- [DIRECTION]:
Extract all data as written.

--- ROWS ---

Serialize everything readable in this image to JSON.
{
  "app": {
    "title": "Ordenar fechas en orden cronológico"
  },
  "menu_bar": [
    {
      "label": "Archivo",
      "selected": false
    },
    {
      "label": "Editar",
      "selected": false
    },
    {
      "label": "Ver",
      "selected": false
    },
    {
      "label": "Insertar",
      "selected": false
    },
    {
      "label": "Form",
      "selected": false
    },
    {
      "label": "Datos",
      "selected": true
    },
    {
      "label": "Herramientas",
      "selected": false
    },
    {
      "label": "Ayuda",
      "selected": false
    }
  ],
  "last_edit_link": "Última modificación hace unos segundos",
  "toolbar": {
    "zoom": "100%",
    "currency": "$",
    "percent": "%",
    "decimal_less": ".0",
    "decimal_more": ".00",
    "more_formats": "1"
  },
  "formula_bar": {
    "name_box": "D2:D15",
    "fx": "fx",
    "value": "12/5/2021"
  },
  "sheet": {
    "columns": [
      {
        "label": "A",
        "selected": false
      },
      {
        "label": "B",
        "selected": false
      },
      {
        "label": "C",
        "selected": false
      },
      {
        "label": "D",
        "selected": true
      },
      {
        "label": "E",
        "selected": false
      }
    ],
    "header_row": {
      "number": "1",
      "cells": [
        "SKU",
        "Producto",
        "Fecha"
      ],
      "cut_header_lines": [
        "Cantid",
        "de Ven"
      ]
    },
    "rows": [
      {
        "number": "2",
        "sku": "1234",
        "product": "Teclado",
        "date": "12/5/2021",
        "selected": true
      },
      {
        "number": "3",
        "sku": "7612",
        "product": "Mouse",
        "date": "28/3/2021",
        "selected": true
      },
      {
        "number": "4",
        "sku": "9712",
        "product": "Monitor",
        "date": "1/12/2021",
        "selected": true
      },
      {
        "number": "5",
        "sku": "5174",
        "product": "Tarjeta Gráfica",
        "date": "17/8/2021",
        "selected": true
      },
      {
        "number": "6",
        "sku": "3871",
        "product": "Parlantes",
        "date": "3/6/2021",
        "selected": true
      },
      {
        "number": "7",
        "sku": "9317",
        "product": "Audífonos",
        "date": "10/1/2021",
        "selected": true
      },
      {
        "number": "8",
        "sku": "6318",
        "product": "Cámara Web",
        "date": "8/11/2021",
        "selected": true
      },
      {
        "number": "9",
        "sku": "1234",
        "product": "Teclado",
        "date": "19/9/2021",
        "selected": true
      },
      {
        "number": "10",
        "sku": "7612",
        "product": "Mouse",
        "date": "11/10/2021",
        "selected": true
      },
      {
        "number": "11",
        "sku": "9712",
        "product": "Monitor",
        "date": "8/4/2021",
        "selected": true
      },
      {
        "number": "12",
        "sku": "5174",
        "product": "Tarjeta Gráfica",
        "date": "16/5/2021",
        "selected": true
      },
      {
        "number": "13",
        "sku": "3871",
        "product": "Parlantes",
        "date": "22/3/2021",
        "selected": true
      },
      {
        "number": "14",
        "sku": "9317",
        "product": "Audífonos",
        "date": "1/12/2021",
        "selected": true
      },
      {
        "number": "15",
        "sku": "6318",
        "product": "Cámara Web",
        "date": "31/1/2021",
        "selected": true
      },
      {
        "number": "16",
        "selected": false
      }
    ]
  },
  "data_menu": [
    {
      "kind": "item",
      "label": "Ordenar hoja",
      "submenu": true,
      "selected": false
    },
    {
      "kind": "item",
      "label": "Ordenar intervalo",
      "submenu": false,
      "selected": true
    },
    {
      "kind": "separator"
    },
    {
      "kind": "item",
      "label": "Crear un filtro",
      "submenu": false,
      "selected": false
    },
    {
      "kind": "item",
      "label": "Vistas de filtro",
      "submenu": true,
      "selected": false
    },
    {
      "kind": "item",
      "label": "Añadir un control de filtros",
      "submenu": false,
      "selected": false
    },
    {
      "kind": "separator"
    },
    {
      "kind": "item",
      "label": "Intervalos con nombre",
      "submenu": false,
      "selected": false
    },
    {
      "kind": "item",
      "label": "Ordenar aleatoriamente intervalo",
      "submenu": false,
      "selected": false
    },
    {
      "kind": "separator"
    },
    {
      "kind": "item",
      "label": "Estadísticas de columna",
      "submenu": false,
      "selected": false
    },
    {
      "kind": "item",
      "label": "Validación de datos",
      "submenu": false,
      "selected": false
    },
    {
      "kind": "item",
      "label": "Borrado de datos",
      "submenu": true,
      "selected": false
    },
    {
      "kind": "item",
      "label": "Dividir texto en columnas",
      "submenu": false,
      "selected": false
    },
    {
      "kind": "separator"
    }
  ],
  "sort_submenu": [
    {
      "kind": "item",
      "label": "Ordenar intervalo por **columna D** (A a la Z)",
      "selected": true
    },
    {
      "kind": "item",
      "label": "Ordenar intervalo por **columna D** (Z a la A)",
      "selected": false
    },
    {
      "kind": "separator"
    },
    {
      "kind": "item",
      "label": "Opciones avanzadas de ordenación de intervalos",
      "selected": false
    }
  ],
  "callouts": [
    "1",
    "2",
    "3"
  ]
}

---

- [ANSWER TO THIS TASK]:
Serialize everything readable in this image to JSON.
{
  "app": {
    "title": "Ordenar fechas en orden cronológico"
  },
  "menu_bar": [
    {
      "label": "Archivo",
      "selected": false
    },
    {
      "label": "Editar",
      "selected": false
    },
    {
      "label": "Ver",
      "selected": false
    },
    {
      "label": "Insertar",
      "selected": false
    },
    {
      "label": "Form",
      "selected": false
    },
    {
      "label": "Datos",
      "selected": true
    },
    {
      "label": "Herramientas",
      "selected": false
    },
    {
      "label": "Ayuda",
      "selected": false
    }
  ],
  "last_edit_link": "Última modificación hace unos segundos",
  "toolbar": {
    "zoom": "100%",
    "currency": "$",
    "percent": "%",
    "decimal_less": ".0",
    "decimal_more": ".00",
    "more_formats": "1"
  },
  "formula_bar": {
    "name_box": "D2:D15",
    "fx": "fx",
    "value": "12/5/2021"
  },
  "sheet": {
    "columns": [
      {
        "label": "A",
        "selected": false
      },
      {
        "label": "B",
        "selected": false
      },
      {
        "label": "C",
        "selected": false
      },
      {
        "label": "D",
        "selected": true
      },
      {
        "label": "E",
        "selected": false
      }
    ],
    "header_row": {
      "number": "1",
      "cells": [
        "SKU",
        "Producto",
        "Fecha"
      ],
      "cut_header_lines": [
        "Cantid",
        "de Ven"
      ]
    },
    "rows": [
      {
        "number": "2",
        "sku": "1234",
        "product": "Teclado",
        "date": "12/5/2021",
        "selected": true
      },
      {
        "number": "3",
        "sku": "7612",
        "product": "Mouse",
        "date": "28/3/2021",
        "selected": true
      },
      {
        "number": "4",
        "sku": "9712",
        "product": "Monitor",
        "date": "1/12/2021",
        "selected": true
      },
      {
        "number": "5",
        "sku": "5174",
        "product": "Tarjeta Gráfica",
        "date": "17/8/2021",
        "selected": true
      },
      {
        "number": "6",
        "sku": "3871",
        "product": "Parlantes",
        "date": "3/6/2021",
        "selected": true
      },
      {
        "number": "7",
        "sku": "9317",
        "product": "Audífonos",
        "date": "10/1/2021",
        "selected": true
      },
      {
        "number": "8",
        "sku": "6318",
        "product": "Cámara Web",
        "date": "8/11/2021",
        "selected": true
      },
      {
        "number": "9",
        "sku": "1234",
        "product": "Teclado",
        "date": "19/9/2021",
        "selected": true
      },
      {
        "number": "10",
        "sku": "7612",
        "product": "Mouse",
        "date": "11/10/2021",
        "selected": true
      },
      {
        "number": "11",
        "sku": "9712",
        "product": "Monitor",
        "date": "8/4/2021",
        "selected": true
      },
      {
        "number": "12",
        "sku": "5174",
        "product": "Tarjeta Gráfica",
        "date": "16/5/2021",
        "selected": true
      },
      {
        "number": "13",
        "sku": "3871",
        "product": "Parlantes",
        "date": "22/3/2021",
        "selected": true
      },
      {
        "number": "14",
        "sku": "9317",
        "product": "Audífonos",
        "date": "1/12/2021",
        "selected": true
      },
      {
        "number": "15",
        "sku": "6318",
        "product": "Cámara Web",
        "date": "31/1/2021",
        "selected": true
      },
      {
        "number": "16",
        "selected": false
      }
    ]
  },
  "data_menu": [
    {
      "kind": "item",
      "label": "Ordenar hoja",
      "submenu": true,
      "selected": false
    },
    {
      "kind": "item",
      "label": "Ordenar intervalo",
      "submenu": false,
      "selected": true
    },
    {
      "kind": "separator"
    },
    {
      "kind": "item",
      "label": "Crear un filtro",
      "submenu": false,
      "selected": false
    },
    {
      "kind": "item",
      "label": "Vistas de filtro",
      "submenu": true,
      "selected": false
    },
    {
      "kind": "item",
      "label": "Añadir un control de filtros",
      "submenu": false,
      "selected": false
    },
    {
      "kind": "separator"
    },
    {
      "kind": "item",
      "label": "Intervalos con nombre",
      "submenu": false,
      "selected": false
    },
    {
      "kind": "item",
      "label": "Ordenar aleatoriamente intervalo",
      "submenu": false,
      "selected": false
    },
    {
      "kind": "separator"
    },
    {
      "kind": "item",
      "label": "Estadísticas de columna",
      "submenu": false,
      "selected": false
    },
    {
      "kind": "item",
      "label": "Validación de datos",
      "submenu": false,
      "selected": false
    },
    {
      "kind": "item",
      "label": "Borrado de datos",
      "submenu": true,
      "selected": false
    },
    {
      "kind": "item",
      "label": "Dividir texto en columnas",
      "submenu": false,
      "selected": false
    },
    {
      "kind": "separator"
    }
  ],
  "sort_submenu": [
    {
      "kind": "item",
      "label": "Ordenar intervalo por **columna D** (A a la Z)",
      "selected": true
    },
    {
      "kind": "item",
      "label": "Ordenar intervalo por **columna D** (Z a la A)",
      "selected": false
    },
    {
      "kind": "separator"
    },
    {
      "kind": "item",
      "label": "Opciones avanzadas de ordenación de intervalos",
      "selected": false
    }
  ],
  "callouts": [
    "1",
    "2",
    "3"
  ]
}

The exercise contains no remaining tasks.